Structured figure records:

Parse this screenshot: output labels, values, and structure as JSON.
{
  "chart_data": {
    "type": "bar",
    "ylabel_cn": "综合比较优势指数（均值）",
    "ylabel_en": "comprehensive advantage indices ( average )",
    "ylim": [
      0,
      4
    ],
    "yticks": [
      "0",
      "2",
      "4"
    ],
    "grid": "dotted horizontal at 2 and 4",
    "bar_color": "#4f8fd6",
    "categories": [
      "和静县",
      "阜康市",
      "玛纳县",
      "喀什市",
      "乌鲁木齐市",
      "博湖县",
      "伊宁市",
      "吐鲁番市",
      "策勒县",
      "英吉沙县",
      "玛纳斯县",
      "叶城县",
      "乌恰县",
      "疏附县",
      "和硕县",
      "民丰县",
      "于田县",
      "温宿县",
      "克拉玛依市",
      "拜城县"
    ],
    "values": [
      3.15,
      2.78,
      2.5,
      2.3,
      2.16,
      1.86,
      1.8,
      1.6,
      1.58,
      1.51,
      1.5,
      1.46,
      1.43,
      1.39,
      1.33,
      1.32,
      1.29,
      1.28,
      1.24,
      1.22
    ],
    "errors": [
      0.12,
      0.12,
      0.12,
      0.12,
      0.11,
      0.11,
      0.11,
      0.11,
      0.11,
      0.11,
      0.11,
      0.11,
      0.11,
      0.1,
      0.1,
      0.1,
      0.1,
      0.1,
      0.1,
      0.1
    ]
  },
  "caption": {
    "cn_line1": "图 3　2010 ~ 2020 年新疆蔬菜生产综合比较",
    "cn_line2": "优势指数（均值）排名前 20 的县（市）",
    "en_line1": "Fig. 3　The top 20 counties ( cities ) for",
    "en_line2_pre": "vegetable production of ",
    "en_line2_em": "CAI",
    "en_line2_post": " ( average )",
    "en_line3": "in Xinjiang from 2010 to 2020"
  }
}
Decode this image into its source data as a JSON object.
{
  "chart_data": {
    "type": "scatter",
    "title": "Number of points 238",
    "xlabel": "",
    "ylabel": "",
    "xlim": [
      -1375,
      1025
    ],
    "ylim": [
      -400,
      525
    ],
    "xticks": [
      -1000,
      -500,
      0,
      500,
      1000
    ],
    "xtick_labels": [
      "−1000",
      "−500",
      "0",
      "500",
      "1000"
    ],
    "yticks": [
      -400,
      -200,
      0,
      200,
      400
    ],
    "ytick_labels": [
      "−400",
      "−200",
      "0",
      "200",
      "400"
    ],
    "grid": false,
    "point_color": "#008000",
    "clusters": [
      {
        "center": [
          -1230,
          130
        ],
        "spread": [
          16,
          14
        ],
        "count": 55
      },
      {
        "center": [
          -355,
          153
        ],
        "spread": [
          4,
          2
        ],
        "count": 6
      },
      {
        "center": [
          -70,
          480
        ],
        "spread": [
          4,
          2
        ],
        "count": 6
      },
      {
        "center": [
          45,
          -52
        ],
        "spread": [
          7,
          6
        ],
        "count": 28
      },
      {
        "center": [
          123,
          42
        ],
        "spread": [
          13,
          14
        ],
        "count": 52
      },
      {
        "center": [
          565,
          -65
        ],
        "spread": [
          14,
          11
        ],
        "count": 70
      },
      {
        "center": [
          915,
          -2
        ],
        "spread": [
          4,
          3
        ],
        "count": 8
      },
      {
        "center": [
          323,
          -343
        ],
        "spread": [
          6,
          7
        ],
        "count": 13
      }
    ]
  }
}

• EXERCISE TASK: Print the material above once more, exactly.

• RESPONSE FOR THIS EXERCISE:
Parse this screenshot: output labels, values, and structure as JSON.
{
  "chart_data": {
    "type": "bar",
    "ylabel_cn": "综合比较优势指数（均值）",
    "ylabel_en": "comprehensive advantage indices ( average )",
    "ylim": [
      0,
      4
    ],
    "yticks": [
      "0",
      "2",
      "4"
    ],
    "grid": "dotted horizontal at 2 and 4",
    "bar_color": "#4f8fd6",
    "categories": [
      "和静县",
      "阜康市",
      "玛纳县",
      "喀什市",
      "乌鲁木齐市",
      "博湖县",
      "伊宁市",
      "吐鲁番市",
      "策勒县",
      "英吉沙县",
      "玛纳斯县",
      "叶城县",
      "乌恰县",
      "疏附县",
      "和硕县",
      "民丰县",
      "于田县",
      "温宿县",
      "克拉玛依市",
      "拜城县"
    ],
    "values": [
      3.15,
      2.78,
      2.5,
      2.3,
      2.16,
      1.86,
      1.8,
      1.6,
      1.58,
      1.51,
      1.5,
      1.46,
      1.43,
      1.39,
      1.33,
      1.32,
      1.29,
      1.28,
      1.24,
      1.22
    ],
    "errors": [
      0.12,
      0.12,
      0.12,
      0.12,
      0.11,
      0.11,
      0.11,
      0.11,
      0.11,
      0.11,
      0.11,
      0.11,
      0.11,
      0.1,
      0.1,
      0.1,
      0.1,
      0.1,
      0.1,
      0.1
    ]
  },
  "caption": {
    "cn_line1": "图 3　2010 ~ 2020 年新疆蔬菜生产综合比较",
    "cn_line2": "优势指数（均值）排名前 20 的县（市）",
    "en_line1": "Fig. 3　The top 20 counties ( cities ) for",
    "en_line2_pre": "vegetable production of ",
    "en_line2_em": "CAI",
    "en_line2_post": " ( average )",
    "en_line3": "in Xinjiang from 2010 to 2020"
  }
}
Decode this image into its source data as a JSON object.
{
  "chart_data": {
    "type": "scatter",
    "title": "Number of points 238",
    "xlabel": "",
    "ylabel": "",
    "xlim": [
      -1375,
      1025
    ],
    "ylim": [
      -400,
      525
    ],
    "xticks": [
      -1000,
      -500,
      0,
      500,
      1000
    ],
    "xtick_labels": [
      "−1000",
      "−500",
      "0",
      "500",
      "1000"
    ],
    "yticks": [
      -400,
      -200,
      0,
      200,
      400
    ],
    "ytick_labels": [
      "−400",
      "−200",
      "0",
      "200",
      "400"
    ],
    "grid": false,
    "point_color": "#008000",
    "clusters": [
      {
        "center": [
          -1230,
          130
        ],
        "spread": [
          16,
          14
        ],
        "count": 55
      },
      {
        "center": [
          -355,
          153
        ],
        "spread": [
          4,
          2
        ],
        "count": 6
      },
      {
        "center": [
          -70,
          480
        ],
        "spread": [
          4,
          2
        ],
        "count": 6
      },
      {
        "center": [
          45,
          -52
        ],
        "spread": [
          7,
          6
        ],
        "count": 28
      },
      {
        "center": [
          123,
          42
        ],
        "spread": [
          13,
          14
        ],
        "count": 52
      },
      {
        "center": [
          565,
          -65
        ],
        "spread": [
          14,
          11
        ],
        "count": 70
      },
      {
        "center": [
          915,
          -2
        ],
        "spread": [
          4,
          3
        ],
        "count": 8
      },
      {
        "center": [
          323,
          -343
        ],
        "spread": [
          6,
          7
        ],
        "count": 13
      }
    ]
  }
}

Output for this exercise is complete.